#### Task description
Each line that holds the word "page" is to be identified and copied.

#### Data supplied
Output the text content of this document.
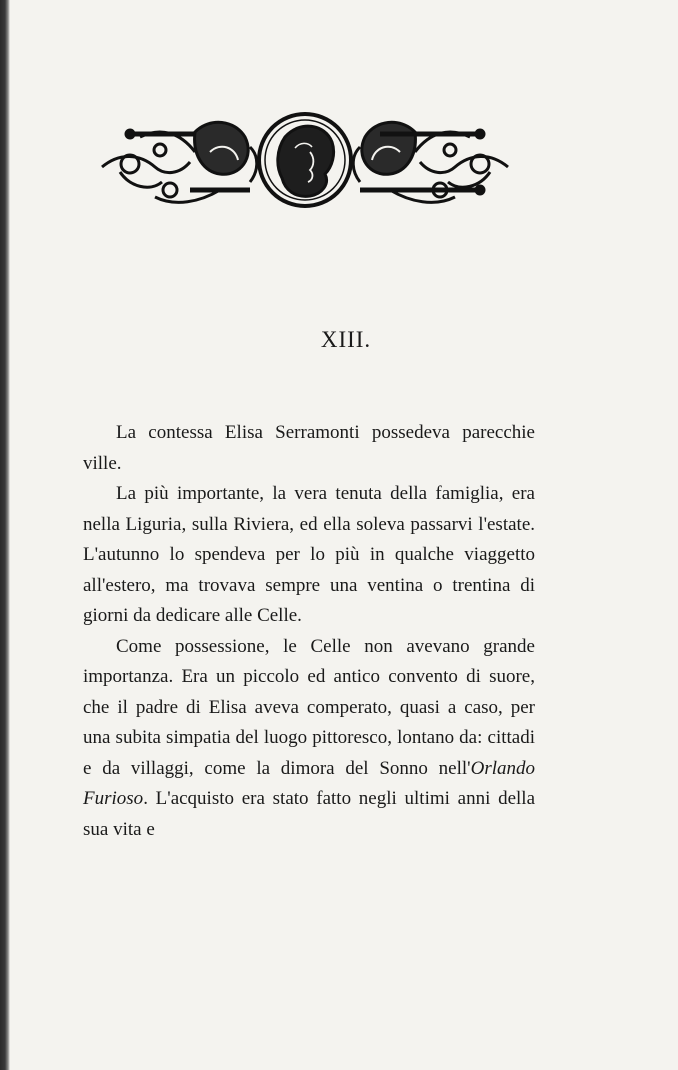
XIII.

La contessa Elisa Serramonti possedeva parecchie ville.

La più importante, la vera tenuta della famiglia, era nella Liguria, sulla Riviera, ed ella soleva passarvi l'estate. L'autunno lo spendeva per lo più in qualche viaggetto all'estero, ma trovava sempre una ventina o trentina di giorni da dedicare alle Celle.

Come possessione, le Celle non avevano grande importanza. Era un piccolo ed antico convento di suore, che il padre di Elisa aveva comperato, quasi a caso, per una subita simpatia del luogo pittoresco, lontano da: cittadi e da villaggi, come la dimora del Sonno nell'Orlando Furioso. L'acquisto era stato fatto negli ultimi anni della sua vita e
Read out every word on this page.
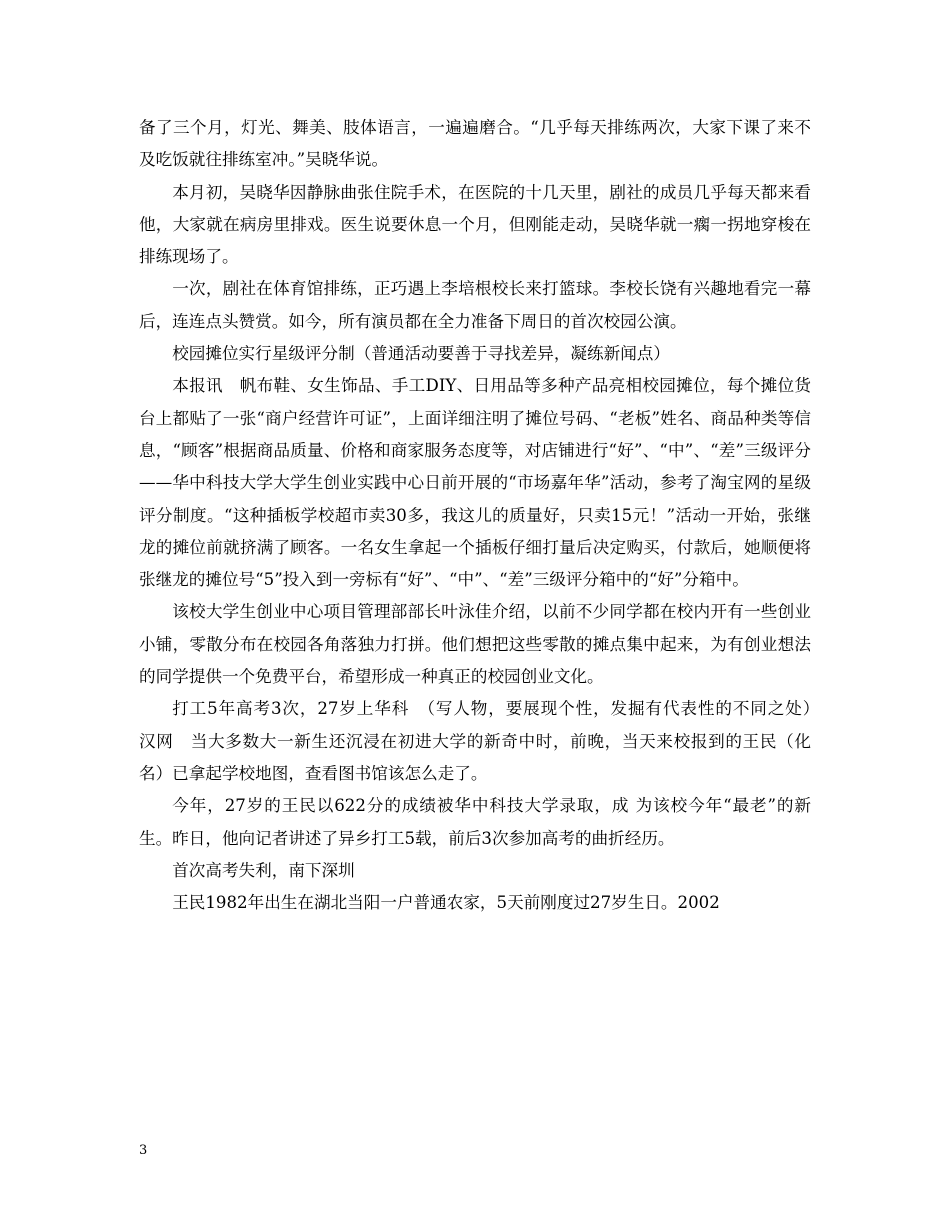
备了三个月，灯光、舞美、肢体语言，一遍遍磨合。“几乎每天排练两次，大家下课了来不及吃饭就往排练室冲。”吴晓华说。

本月初，吴晓华因静脉曲张住院手术，在医院的十几天里，剧社的成员几乎每天都来看他，大家就在病房里排戏。医生说要休息一个月，但刚能走动，吴晓华就一瘸一拐地穿梭在排练现场了。

一次，剧社在体育馆排练，正巧遇上李培根校长来打篮球。李校长饶有兴趣地看完一幕后，连连点头赞赏。如今，所有演员都在全力准备下周日的首次校园公演。

校园摊位实行星级评分制（普通活动要善于寻找差异，凝练新闻点）

本报讯　帆布鞋、女生饰品、手工DIY、日用品等多种产品亮相校园摊位，每个摊位货台上都贴了一张“商户经营许可证”，上面详细注明了摊位号码、“老板”姓名、商品种类等信息，“顾客”根据商品质量、价格和商家服务态度等，对店铺进行“好”、“中”、“差”三级评分——华中科技大学大学生创业实践中心日前开展的“市场嘉年华”活动，参考了淘宝网的星级评分制度。“这种插板学校超市卖30多，我这儿的质量好，只卖15元！”活动一开始，张继龙的摊位前就挤满了顾客。一名女生拿起一个插板仔细打量后决定购买，付款后，她顺便将张继龙的摊位号“5”投入到一旁标有“好”、“中”、“差”三级评分箱中的“好”分箱中。

该校大学生创业中心项目管理部部长叶泳佳介绍，以前不少同学都在校内开有一些创业小铺，零散分布在校园各角落独力打拼。他们想把这些零散的摊点集中起来，为有创业想法的同学提供一个免费平台，希望形成一种真正的校园创业文化。

打工5年高考3次，27岁上华科　（写人物，要展现个性，发掘有代表性的不同之处）　汉网　当大多数大一新生还沉浸在初进大学的新奇中时，前晚，当天来校报到的王民（化名）已拿起学校地图，查看图书馆该怎么走了。

今年，27岁的王民以622分的成绩被华中科技大学录取，成 为该校今年“最老”的新生。昨日，他向记者讲述了异乡打工5载，前后3次参加高考的曲折经历。

首次高考失利，南下深圳

王民1982年出生在湖北当阳一户普通农家，5天前刚度过27岁生日。2002

3
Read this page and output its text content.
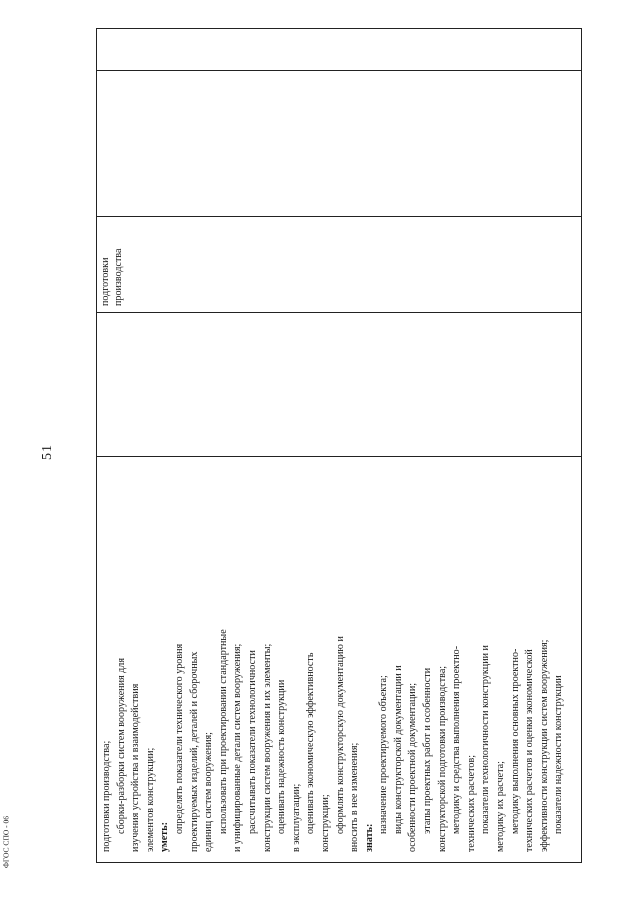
51
подготовки производства; сборки-разборки систем вооружения для изучения устройства и взаимодействия элементов конструкции; уметь:
определять показатели технического уровня проектируемых изделий, деталей и сборочных единиц систем вооружения; использовать при проектировании стандартные и унифицированные детали систем вооружения; рассчитывать показатели технологичности конструкции систем вооружения и их элементы; оценивать надежность конструкции в эксплуатации; оценивать экономическую эффективность конструкции; оформлять конструкторскую документацию и вносить в нее изменения; знать:
назначение проектируемого объекта; виды конструкторской документации и особенности проектной документации; этапы проектных работ и особенности конструкторской подготовки производства; методику и средства выполнения проектно- технических расчетов; показатели технологичности конструкции и методику их расчета; методику выполнения основных проектно- технических расчетов и оценки экономической эффективности конструкции систем вооружения; показатели надежности конструкции
подготовки производства
ФГОС СПО - 06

#### Final answer
Read out every word on this page.
Read this page and output its text content.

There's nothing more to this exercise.